# [TASK STATEMENT]
Will you give every entry again exactly as it stands?

# [RECORDS SHOWN]
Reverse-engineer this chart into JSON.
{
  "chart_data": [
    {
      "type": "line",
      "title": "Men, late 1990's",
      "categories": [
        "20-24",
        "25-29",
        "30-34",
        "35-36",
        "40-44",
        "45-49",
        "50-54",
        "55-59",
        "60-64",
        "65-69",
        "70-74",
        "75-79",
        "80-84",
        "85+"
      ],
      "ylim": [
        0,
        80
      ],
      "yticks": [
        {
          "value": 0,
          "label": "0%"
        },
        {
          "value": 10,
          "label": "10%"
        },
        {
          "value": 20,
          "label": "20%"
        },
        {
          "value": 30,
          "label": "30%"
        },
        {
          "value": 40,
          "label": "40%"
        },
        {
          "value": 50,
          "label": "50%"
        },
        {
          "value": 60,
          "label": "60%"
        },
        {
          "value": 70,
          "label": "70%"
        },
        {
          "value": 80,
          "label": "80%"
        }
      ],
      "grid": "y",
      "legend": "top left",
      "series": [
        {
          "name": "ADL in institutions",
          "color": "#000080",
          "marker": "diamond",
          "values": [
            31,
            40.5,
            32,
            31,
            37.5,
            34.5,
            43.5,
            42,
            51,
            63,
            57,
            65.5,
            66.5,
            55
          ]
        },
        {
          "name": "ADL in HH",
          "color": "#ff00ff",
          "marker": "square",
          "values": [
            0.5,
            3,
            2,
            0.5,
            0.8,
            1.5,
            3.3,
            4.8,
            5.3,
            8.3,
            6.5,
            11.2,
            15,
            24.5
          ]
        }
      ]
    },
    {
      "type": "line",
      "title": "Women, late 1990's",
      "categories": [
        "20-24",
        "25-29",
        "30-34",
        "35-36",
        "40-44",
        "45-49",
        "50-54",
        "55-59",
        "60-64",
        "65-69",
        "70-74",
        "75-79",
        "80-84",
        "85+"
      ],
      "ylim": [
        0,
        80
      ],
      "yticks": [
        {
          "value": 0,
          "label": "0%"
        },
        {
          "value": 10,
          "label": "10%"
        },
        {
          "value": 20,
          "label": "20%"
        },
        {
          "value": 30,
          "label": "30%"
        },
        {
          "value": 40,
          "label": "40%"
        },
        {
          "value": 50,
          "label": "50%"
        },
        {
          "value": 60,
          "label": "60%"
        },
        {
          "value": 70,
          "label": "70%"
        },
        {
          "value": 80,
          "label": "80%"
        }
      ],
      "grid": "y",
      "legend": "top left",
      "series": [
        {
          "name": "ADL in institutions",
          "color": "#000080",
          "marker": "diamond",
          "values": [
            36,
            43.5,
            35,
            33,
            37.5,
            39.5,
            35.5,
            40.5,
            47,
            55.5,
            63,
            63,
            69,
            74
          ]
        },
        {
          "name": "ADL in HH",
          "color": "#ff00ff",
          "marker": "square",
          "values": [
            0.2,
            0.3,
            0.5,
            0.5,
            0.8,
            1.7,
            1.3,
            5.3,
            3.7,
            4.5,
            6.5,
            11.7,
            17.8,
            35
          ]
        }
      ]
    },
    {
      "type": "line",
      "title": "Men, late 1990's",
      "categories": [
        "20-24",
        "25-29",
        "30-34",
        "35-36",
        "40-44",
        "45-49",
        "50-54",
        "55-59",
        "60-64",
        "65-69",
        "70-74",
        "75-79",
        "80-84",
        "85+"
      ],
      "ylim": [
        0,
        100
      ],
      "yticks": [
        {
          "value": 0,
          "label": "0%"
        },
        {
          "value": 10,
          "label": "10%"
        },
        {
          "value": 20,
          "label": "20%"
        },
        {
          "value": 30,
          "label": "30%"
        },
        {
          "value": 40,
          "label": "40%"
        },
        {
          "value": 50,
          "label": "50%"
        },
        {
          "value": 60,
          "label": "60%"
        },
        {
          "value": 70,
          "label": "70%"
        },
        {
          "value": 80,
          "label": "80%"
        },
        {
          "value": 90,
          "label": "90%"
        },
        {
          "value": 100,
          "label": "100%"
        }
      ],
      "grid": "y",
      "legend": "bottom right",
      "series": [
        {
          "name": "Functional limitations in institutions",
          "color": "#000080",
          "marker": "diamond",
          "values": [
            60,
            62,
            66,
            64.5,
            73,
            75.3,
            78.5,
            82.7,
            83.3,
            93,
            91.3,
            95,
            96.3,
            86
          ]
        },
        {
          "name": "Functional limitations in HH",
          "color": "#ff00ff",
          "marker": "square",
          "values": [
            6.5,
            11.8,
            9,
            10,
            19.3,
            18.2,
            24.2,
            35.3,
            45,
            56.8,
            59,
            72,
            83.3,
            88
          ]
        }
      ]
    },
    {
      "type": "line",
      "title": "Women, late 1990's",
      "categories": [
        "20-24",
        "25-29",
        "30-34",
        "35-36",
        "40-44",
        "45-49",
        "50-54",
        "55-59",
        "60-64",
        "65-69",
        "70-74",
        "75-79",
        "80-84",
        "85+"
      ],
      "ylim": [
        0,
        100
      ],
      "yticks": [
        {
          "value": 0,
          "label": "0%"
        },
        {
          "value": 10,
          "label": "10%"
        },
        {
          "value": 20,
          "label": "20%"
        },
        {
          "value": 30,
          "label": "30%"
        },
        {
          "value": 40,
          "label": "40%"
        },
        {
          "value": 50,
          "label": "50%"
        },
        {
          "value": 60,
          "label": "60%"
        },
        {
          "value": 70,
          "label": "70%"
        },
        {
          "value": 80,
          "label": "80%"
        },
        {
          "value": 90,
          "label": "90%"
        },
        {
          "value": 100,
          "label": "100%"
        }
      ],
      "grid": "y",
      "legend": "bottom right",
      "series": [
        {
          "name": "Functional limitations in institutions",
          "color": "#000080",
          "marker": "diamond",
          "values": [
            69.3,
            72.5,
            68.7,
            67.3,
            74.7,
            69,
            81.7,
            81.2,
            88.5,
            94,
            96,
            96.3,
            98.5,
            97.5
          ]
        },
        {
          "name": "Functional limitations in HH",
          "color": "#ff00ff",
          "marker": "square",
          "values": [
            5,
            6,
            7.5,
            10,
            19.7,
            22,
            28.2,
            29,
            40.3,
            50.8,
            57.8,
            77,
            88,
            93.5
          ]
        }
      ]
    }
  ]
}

# [SOLUTION]
Reverse-engineer this chart into JSON.
{
  "chart_data": [
    {
      "type": "line",
      "title": "Men, late 1990's",
      "categories": [
        "20-24",
        "25-29",
        "30-34",
        "35-36",
        "40-44",
        "45-49",
        "50-54",
        "55-59",
        "60-64",
        "65-69",
        "70-74",
        "75-79",
        "80-84",
        "85+"
      ],
      "ylim": [
        0,
        80
      ],
      "yticks": [
        {
          "value": 0,
          "label": "0%"
        },
        {
          "value": 10,
          "label": "10%"
        },
        {
          "value": 20,
          "label": "20%"
        },
        {
          "value": 30,
          "label": "30%"
        },
        {
          "value": 40,
          "label": "40%"
        },
        {
          "value": 50,
          "label": "50%"
        },
        {
          "value": 60,
          "label": "60%"
        },
        {
          "value": 70,
          "label": "70%"
        },
        {
          "value": 80,
          "label": "80%"
        }
      ],
      "grid": "y",
      "legend": "top left",
      "series": [
        {
          "name": "ADL in institutions",
          "color": "#000080",
          "marker": "diamond",
          "values": [
            31,
            40.5,
            32,
            31,
            37.5,
            34.5,
            43.5,
            42,
            51,
            63,
            57,
            65.5,
            66.5,
            55
          ]
        },
        {
          "name": "ADL in HH",
          "color": "#ff00ff",
          "marker": "square",
          "values": [
            0.5,
            3,
            2,
            0.5,
            0.8,
            1.5,
            3.3,
            4.8,
            5.3,
            8.3,
            6.5,
            11.2,
            15,
            24.5
          ]
        }
      ]
    },
    {
      "type": "line",
      "title": "Women, late 1990's",
      "categories": [
        "20-24",
        "25-29",
        "30-34",
        "35-36",
        "40-44",
        "45-49",
        "50-54",
        "55-59",
        "60-64",
        "65-69",
        "70-74",
        "75-79",
        "80-84",
        "85+"
      ],
      "ylim": [
        0,
        80
      ],
      "yticks": [
        {
          "value": 0,
          "label": "0%"
        },
        {
          "value": 10,
          "label": "10%"
        },
        {
          "value": 20,
          "label": "20%"
        },
        {
          "value": 30,
          "label": "30%"
        },
        {
          "value": 40,
          "label": "40%"
        },
        {
          "value": 50,
          "label": "50%"
        },
        {
          "value": 60,
          "label": "60%"
        },
        {
          "value": 70,
          "label": "70%"
        },
        {
          "value": 80,
          "label": "80%"
        }
      ],
      "grid": "y",
      "legend": "top left",
      "series": [
        {
          "name": "ADL in institutions",
          "color": "#000080",
          "marker": "diamond",
          "values": [
            36,
            43.5,
            35,
            33,
            37.5,
            39.5,
            35.5,
            40.5,
            47,
            55.5,
            63,
            63,
            69,
            74
          ]
        },
        {
          "name": "ADL in HH",
          "color": "#ff00ff",
          "marker": "square",
          "values": [
            0.2,
            0.3,
            0.5,
            0.5,
            0.8,
            1.7,
            1.3,
            5.3,
            3.7,
            4.5,
            6.5,
            11.7,
            17.8,
            35
          ]
        }
      ]
    },
    {
      "type": "line",
      "title": "Men, late 1990's",
      "categories": [
        "20-24",
        "25-29",
        "30-34",
        "35-36",
        "40-44",
        "45-49",
        "50-54",
        "55-59",
        "60-64",
        "65-69",
        "70-74",
        "75-79",
        "80-84",
        "85+"
      ],
      "ylim": [
        0,
        100
      ],
      "yticks": [
        {
          "value": 0,
          "label": "0%"
        },
        {
          "value": 10,
          "label": "10%"
        },
        {
          "value": 20,
          "label": "20%"
        },
        {
          "value": 30,
          "label": "30%"
        },
        {
          "value": 40,
          "label": "40%"
        },
        {
          "value": 50,
          "label": "50%"
        },
        {
          "value": 60,
          "label": "60%"
        },
        {
          "value": 70,
          "label": "70%"
        },
        {
          "value": 80,
          "label": "80%"
        },
        {
          "value": 90,
          "label": "90%"
        },
        {
          "value": 100,
          "label": "100%"
        }
      ],
      "grid": "y",
      "legend": "bottom right",
      "series": [
        {
          "name": "Functional limitations in institutions",
          "color": "#000080",
          "marker": "diamond",
          "values": [
            60,
            62,
            66,
            64.5,
            73,
            75.3,
            78.5,
            82.7,
            83.3,
            93,
            91.3,
            95,
            96.3,
            86
          ]
        },
        {
          "name": "Functional limitations in HH",
          "color": "#ff00ff",
          "marker": "square",
          "values": [
            6.5,
            11.8,
            9,
            10,
            19.3,
            18.2,
            24.2,
            35.3,
            45,
            56.8,
            59,
            72,
            83.3,
            88
          ]
        }
      ]
    },
    {
      "type": "line",
      "title": "Women, late 1990's",
      "categories": [
        "20-24",
        "25-29",
        "30-34",
        "35-36",
        "40-44",
        "45-49",
        "50-54",
        "55-59",
        "60-64",
        "65-69",
        "70-74",
        "75-79",
        "80-84",
        "85+"
      ],
      "ylim": [
        0,
        100
      ],
      "yticks": [
        {
          "value": 0,
          "label": "0%"
        },
        {
          "value": 10,
          "label": "10%"
        },
        {
          "value": 20,
          "label": "20%"
        },
        {
          "value": 30,
          "label": "30%"
        },
        {
          "value": 40,
          "label": "40%"
        },
        {
          "value": 50,
          "label": "50%"
        },
        {
          "value": 60,
          "label": "60%"
        },
        {
          "value": 70,
          "label": "70%"
        },
        {
          "value": 80,
          "label": "80%"
        },
        {
          "value": 90,
          "label": "90%"
        },
        {
          "value": 100,
          "label": "100%"
        }
      ],
      "grid": "y",
      "legend": "bottom right",
      "series": [
        {
          "name": "Functional limitations in institutions",
          "color": "#000080",
          "marker": "diamond",
          "values": [
            69.3,
            72.5,
            68.7,
            67.3,
            74.7,
            69,
            81.7,
            81.2,
            88.5,
            94,
            96,
            96.3,
            98.5,
            97.5
          ]
        },
        {
          "name": "Functional limitations in HH",
          "color": "#ff00ff",
          "marker": "square",
          "values": [
            5,
            6,
            7.5,
            10,
            19.7,
            22,
            28.2,
            29,
            40.3,
            50.8,
            57.8,
            77,
            88,
            93.5
          ]
        }
      ]
    }
  ]
}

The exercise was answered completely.